==== DATA FOR PROCESSING ====

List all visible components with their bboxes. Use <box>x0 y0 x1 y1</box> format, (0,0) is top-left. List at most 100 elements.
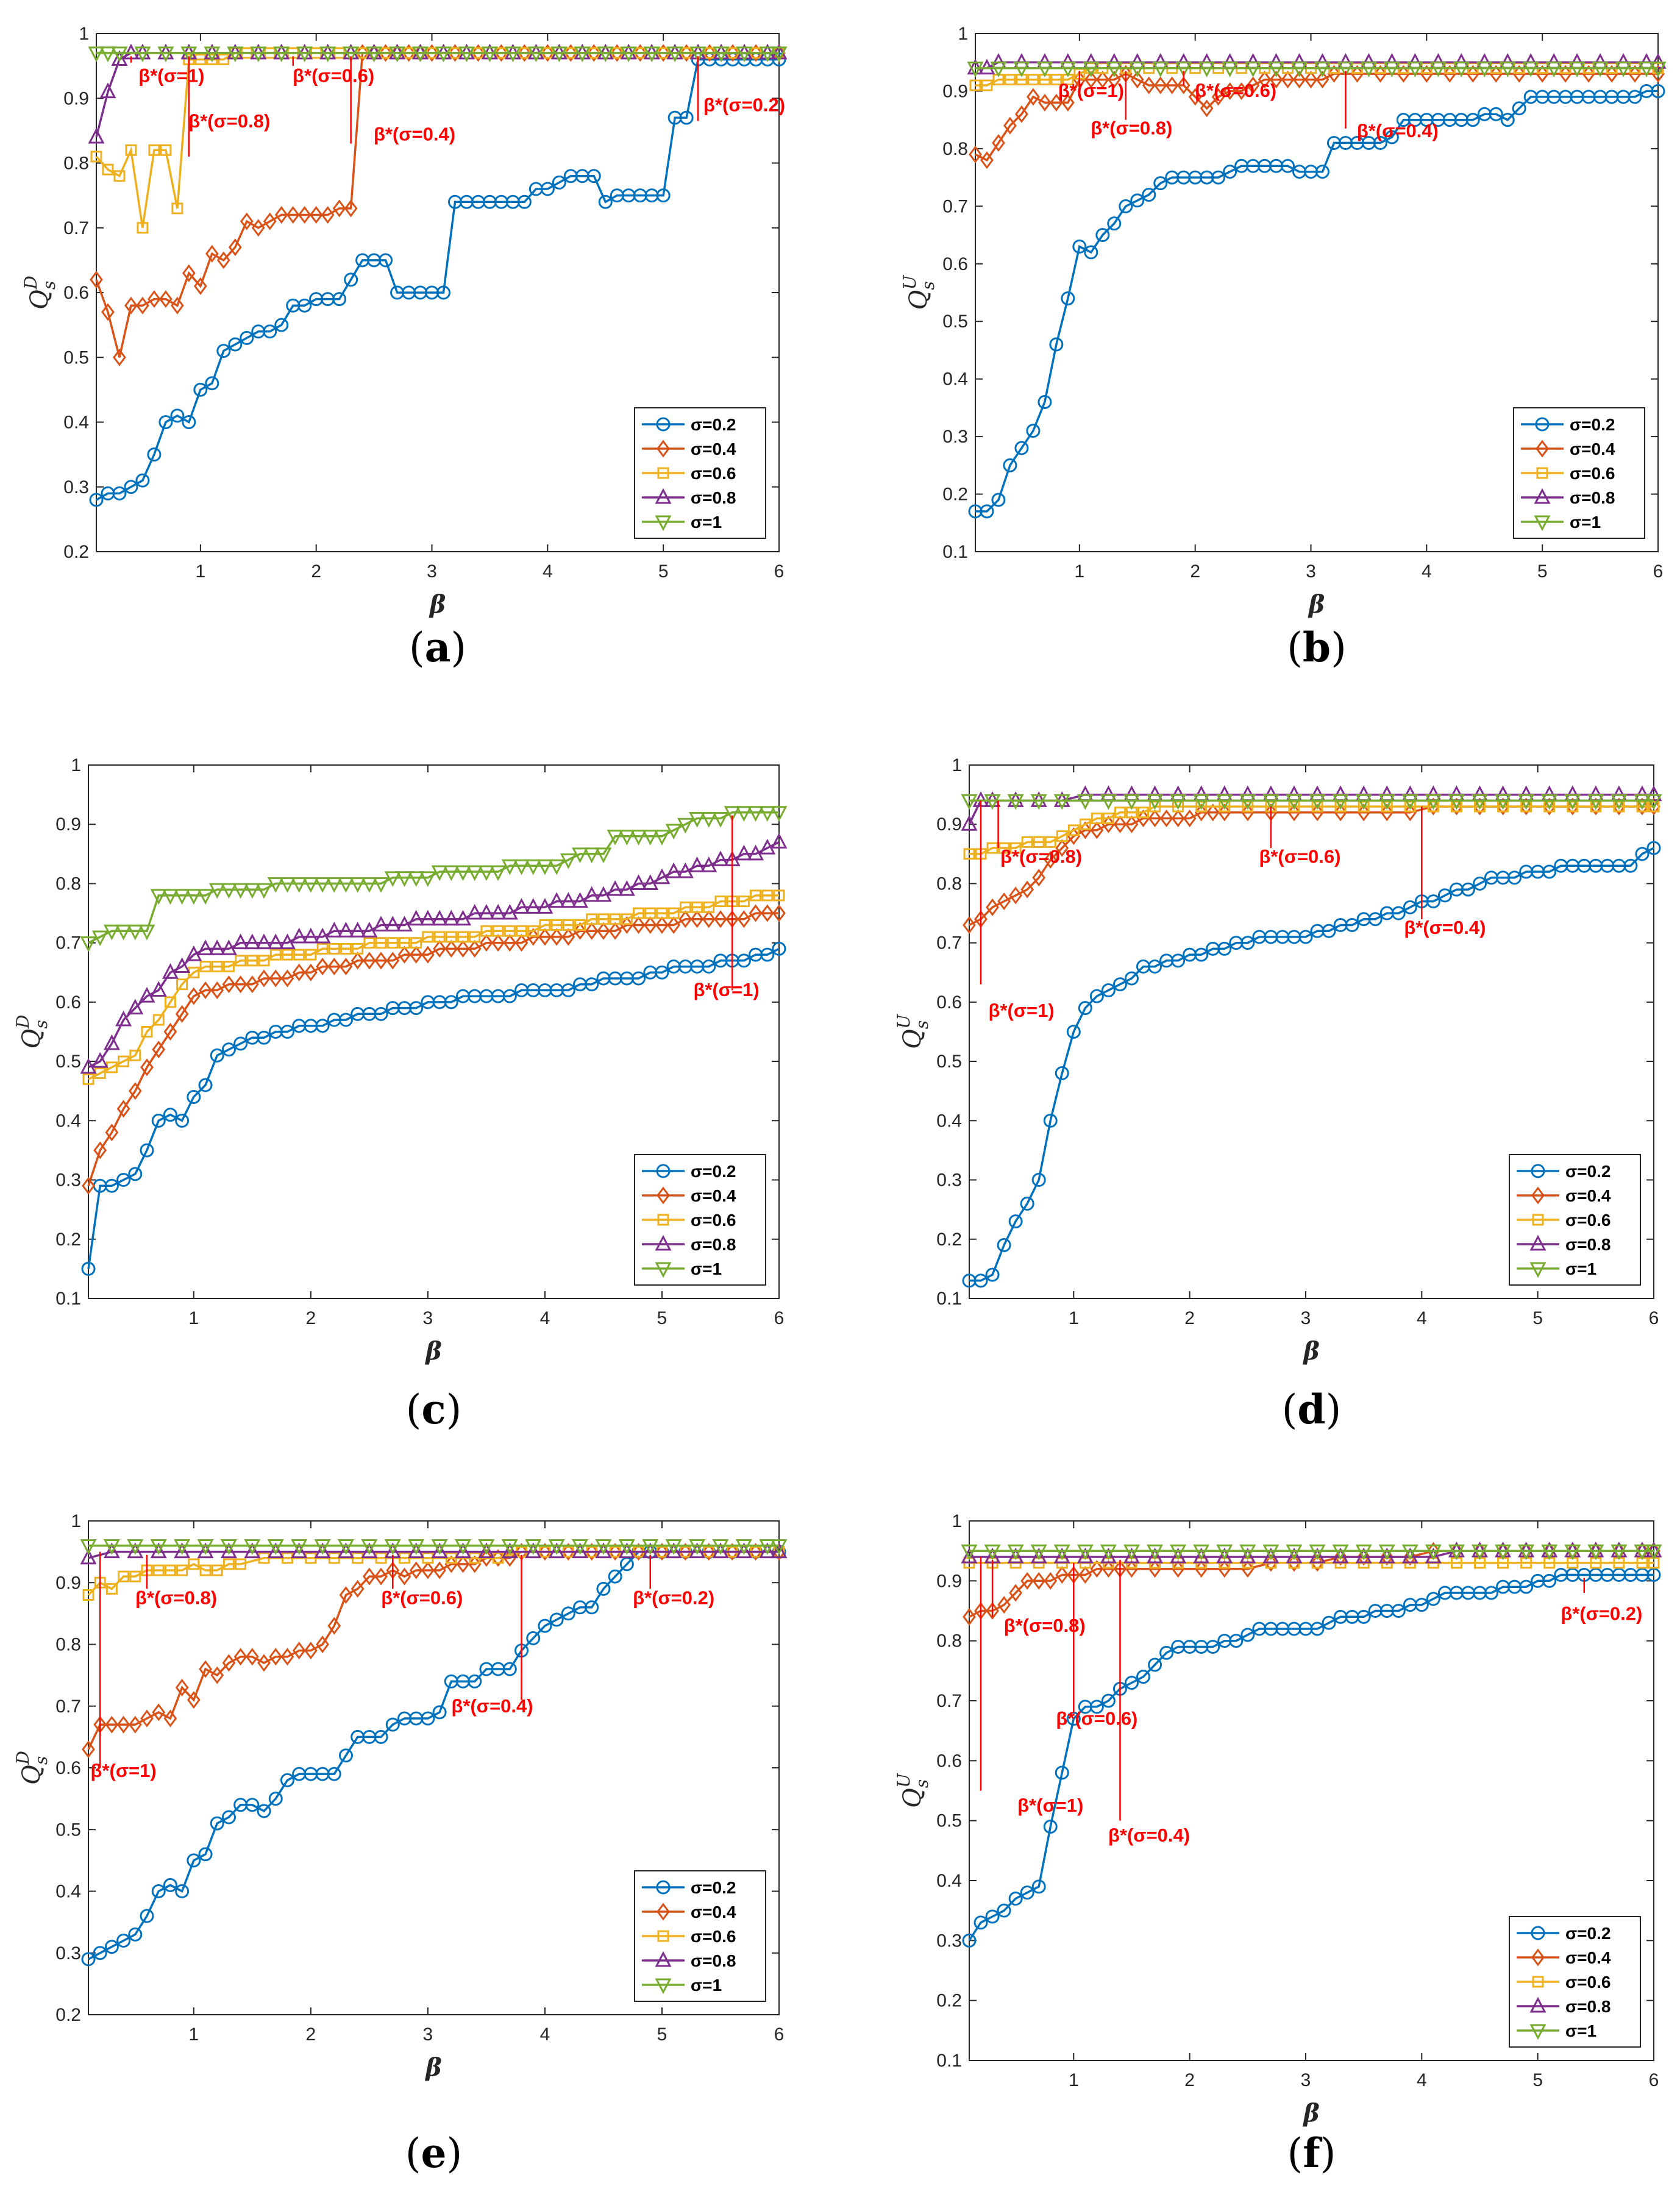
data-point <box>250 46 267 63</box>
data-point <box>291 927 308 944</box>
legend-item: σ=0.4 <box>642 1186 736 1205</box>
legend-item: σ=0.8 <box>1521 488 1615 507</box>
data-point <box>208 883 226 899</box>
data-point <box>228 238 242 257</box>
legend-label: σ=0.6 <box>691 1211 736 1230</box>
data-point <box>138 986 155 1003</box>
data-point <box>157 46 174 63</box>
data-point <box>998 842 1010 854</box>
data-point <box>1077 1547 1094 1564</box>
data-point <box>332 292 347 307</box>
legend-item: σ=0.6 <box>642 1211 736 1230</box>
data-point <box>985 1267 1000 1282</box>
data-point <box>116 1934 131 1948</box>
annotation-label: β*(σ=0.2) <box>633 1587 714 1609</box>
legend-marker <box>1529 2024 1547 2040</box>
data-point <box>269 1648 283 1666</box>
data-point <box>135 473 150 488</box>
data-point <box>1450 797 1464 816</box>
data-point <box>621 913 633 925</box>
data-point <box>1373 135 1387 150</box>
chart-panel-f: 1 2 3 4 5 60.10.20.30.40.50.60.70.80.91βQsUβ*… <box>894 1511 1662 2177</box>
data-point <box>517 194 532 209</box>
data-point <box>1107 216 1122 231</box>
legend-item: σ=0.8 <box>1517 1234 1611 1254</box>
data-point <box>1234 82 1248 100</box>
data-point <box>1147 1547 1164 1564</box>
annotation: β*(σ=0.2) <box>697 56 785 121</box>
legend-item: σ=0.8 <box>642 488 736 507</box>
data-point <box>1381 800 1393 813</box>
data-point <box>1345 918 1359 932</box>
data-point <box>351 1579 365 1598</box>
data-point <box>1217 941 1232 956</box>
data-point <box>150 889 167 905</box>
legend: σ=0.2 σ=0.4 σ=0.6 σ=0.8 σ=1 <box>1509 1916 1641 2048</box>
data-point <box>269 949 282 961</box>
data-point <box>1089 1700 1104 1714</box>
series-sigma_0.2 <box>968 84 1665 519</box>
data-point <box>665 862 682 878</box>
data-point <box>431 910 448 926</box>
data-point <box>656 188 671 203</box>
data-point <box>1651 65 1665 83</box>
annotation-label: β*(σ=1) <box>693 979 759 1000</box>
data-point <box>1286 1547 1303 1564</box>
data-point <box>204 46 221 63</box>
data-point <box>1286 1544 1303 1561</box>
data-point <box>103 1542 120 1559</box>
x-tick-label: 3 <box>1301 2070 1311 2090</box>
data-point <box>160 144 172 156</box>
data-point <box>148 144 160 156</box>
y-tick-label: 0.8 <box>55 874 81 894</box>
data-point <box>1403 803 1417 822</box>
data-point <box>961 794 978 810</box>
legend-marker <box>1536 440 1549 458</box>
data-point <box>538 928 552 946</box>
data-point <box>1240 1560 1255 1578</box>
data-point <box>1014 441 1029 455</box>
data-point <box>502 989 517 1003</box>
y-tick-label: 0.4 <box>936 1111 962 1131</box>
data-point <box>1357 1548 1371 1566</box>
legend: σ=0.2 σ=0.4 σ=0.6 σ=0.8 σ=1 <box>634 1870 766 2002</box>
data-point <box>667 907 680 919</box>
data-point <box>712 812 729 828</box>
data-point <box>597 922 610 940</box>
data-point <box>1590 800 1602 813</box>
data-point <box>124 296 138 315</box>
data-point <box>1123 794 1140 810</box>
series-sigma_0.2 <box>81 941 786 1276</box>
y-tick-label: 1 <box>71 1511 81 1531</box>
data-point <box>127 999 144 1015</box>
data-point <box>1246 76 1260 94</box>
annotation: β*(σ=0.8) <box>188 56 270 157</box>
y-tick-label: 0.9 <box>936 814 962 835</box>
y-tick-label: 0.2 <box>936 1230 962 1250</box>
data-point <box>1634 794 1651 810</box>
data-point <box>410 937 422 949</box>
data-point <box>1193 1544 1210 1561</box>
data-point <box>618 1539 635 1555</box>
legend-item: σ=1 <box>642 1976 722 1995</box>
y-tick-label: 0.3 <box>942 427 968 447</box>
data-point <box>712 1539 729 1555</box>
data-point <box>1589 797 1603 816</box>
data-point <box>1378 794 1395 810</box>
data-point <box>221 1042 236 1057</box>
data-point <box>182 264 196 282</box>
data-point <box>197 1542 214 1559</box>
x-tick-label: 2 <box>306 1308 316 1328</box>
data-point <box>409 1561 423 1579</box>
data-point <box>760 904 774 922</box>
data-point <box>680 44 694 62</box>
data-point <box>409 945 423 964</box>
data-point <box>176 978 188 991</box>
data-point <box>468 939 482 958</box>
y-tick-label: 0.4 <box>55 1882 81 1902</box>
data-point <box>1645 794 1662 810</box>
x-tick-label: 3 <box>423 2024 433 2045</box>
data-point <box>162 889 179 905</box>
data-point <box>444 1555 458 1573</box>
data-point <box>1077 794 1094 810</box>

====

TASK PROMPT: Rewrite every line of the entries above as a numbered list, skipping blank lines and leaving out the pictures.

COMPLETED EXERCISE:
1. List all visible components with their bboxes. Use <box>x0 y0 x1 y1</box> format, (0,0) is top-left. List at most 100 elements.
2. data-point <box>250 46 267 63</box>
3. data-point <box>291 927 308 944</box>
4. legend-item: σ=0.4 <box>642 1186 736 1205</box>
5. legend-item: σ=0.8 <box>1521 488 1615 507</box>
6. data-point <box>208 883 226 899</box>
7. data-point <box>228 238 242 257</box>
8. legend-label: σ=0.6 <box>691 1211 736 1230</box>
9. data-point <box>138 986 155 1003</box>
10. data-point <box>157 46 174 63</box>
11. data-point <box>998 842 1010 854</box>
12. data-point <box>1077 1547 1094 1564</box>
13. data-point <box>332 292 347 307</box>
14. legend-item: σ=0.6 <box>642 1211 736 1230</box>
15. data-point <box>985 1267 1000 1282</box>
16. data-point <box>116 1934 131 1948</box>
17. annotation-label: β*(σ=0.2) <box>633 1587 714 1609</box>
18. legend-marker <box>1529 2024 1547 2040</box>
19. data-point <box>269 1648 283 1666</box>
20. data-point <box>135 473 150 488</box>
21. data-point <box>1450 797 1464 816</box>
22. data-point <box>621 913 633 925</box>
23. data-point <box>1373 135 1387 150</box>
24. chart-panel-f: 1 2 3 4 5 60.10.20.30.40.50.60.70.80.91βQsUβ*… <box>894 1511 1662 2177</box>
25. data-point <box>517 194 532 209</box>
26. data-point <box>1107 216 1122 231</box>
27. legend-item: σ=0.8 <box>1517 1234 1611 1254</box>
28. data-point <box>1234 82 1248 100</box>
29. data-point <box>1147 1547 1164 1564</box>
30. annotation: β*(σ=0.2) <box>697 56 785 121</box>
31. legend-item: σ=0.8 <box>642 488 736 507</box>
32. data-point <box>1381 800 1393 813</box>
33. data-point <box>1345 918 1359 932</box>
34. data-point <box>351 1579 365 1598</box>
35. data-point <box>1217 941 1232 956</box>
36. data-point <box>150 889 167 905</box>
37. legend: σ=0.2 σ=0.4 σ=0.6 σ=0.8 σ=1 <box>1509 1916 1641 2048</box>
38. data-point <box>269 949 282 961</box>
39. data-point <box>1089 1700 1104 1714</box>
40. series-sigma_0.2 <box>968 84 1665 519</box>
41. data-point <box>665 862 682 878</box>
42. data-point <box>431 910 448 926</box>
43. data-point <box>656 188 671 203</box>
44. data-point <box>1651 65 1665 83</box>
45. annotation-label: β*(σ=1) <box>693 979 759 1000</box>
46. data-point <box>1286 1547 1303 1564</box>
47. data-point <box>204 46 221 63</box>
48. data-point <box>1286 1544 1303 1561</box>
49. data-point <box>103 1542 120 1559</box>
50. x-tick-label: 3 <box>1301 2070 1311 2090</box>
51. data-point <box>160 144 172 156</box>
52. data-point <box>148 144 160 156</box>
53. y-tick-label: 0.8 <box>55 874 81 894</box>
54. data-point <box>1403 803 1417 822</box>
55. data-point <box>961 794 978 810</box>
56. legend-marker <box>1536 440 1549 458</box>
57. data-point <box>538 928 552 946</box>
58. data-point <box>1240 1560 1255 1578</box>
59. data-point <box>1014 441 1029 455</box>
60. data-point <box>502 989 517 1003</box>
61. y-tick-label: 0.4 <box>936 1111 962 1131</box>
62. data-point <box>1357 1548 1371 1566</box>
63. legend: σ=0.2 σ=0.4 σ=0.6 σ=0.8 σ=1 <box>634 1870 766 2002</box>
64. data-point <box>667 907 680 919</box>
65. data-point <box>712 812 729 828</box>
66. data-point <box>597 922 610 940</box>
67. data-point <box>1590 800 1602 813</box>
68. data-point <box>124 296 138 315</box>
69. data-point <box>1123 794 1140 810</box>
70. series-sigma_0.2 <box>81 941 786 1276</box>
71. y-tick-label: 1 <box>71 1511 81 1531</box>
72. data-point <box>127 999 144 1015</box>
73. data-point <box>1246 76 1260 94</box>
74. annotation: β*(σ=0.8) <box>188 56 270 157</box>
75. y-tick-label: 0.9 <box>936 814 962 835</box>
76. y-tick-label: 0.2 <box>936 1230 962 1250</box>
77. data-point <box>1634 794 1651 810</box>
78. data-point <box>410 937 422 949</box>
79. data-point <box>1193 1544 1210 1561</box>
80. data-point <box>618 1539 635 1555</box>
81. legend-item: σ=1 <box>642 1976 722 1995</box>
82. y-tick-label: 0.3 <box>942 427 968 447</box>
83. data-point <box>712 1539 729 1555</box>
84. data-point <box>1589 797 1603 816</box>
85. data-point <box>1378 794 1395 810</box>
86. data-point <box>221 1042 236 1057</box>
87. data-point <box>182 264 196 282</box>
88. data-point <box>197 1542 214 1559</box>
89. x-tick-label: 2 <box>306 1308 316 1328</box>
90. data-point <box>409 1561 423 1579</box>
91. data-point <box>760 904 774 922</box>
92. data-point <box>680 44 694 62</box>
93. data-point <box>409 945 423 964</box>
94. data-point <box>176 978 188 991</box>
95. data-point <box>468 939 482 958</box>
96. y-tick-label: 0.4 <box>55 1882 81 1902</box>
97. data-point <box>1645 794 1662 810</box>
98. x-tick-label: 3 <box>423 2024 433 2045</box>
99. data-point <box>162 889 179 905</box>
100. data-point <box>444 1555 458 1573</box>
101. data-point <box>1077 794 1094 810</box>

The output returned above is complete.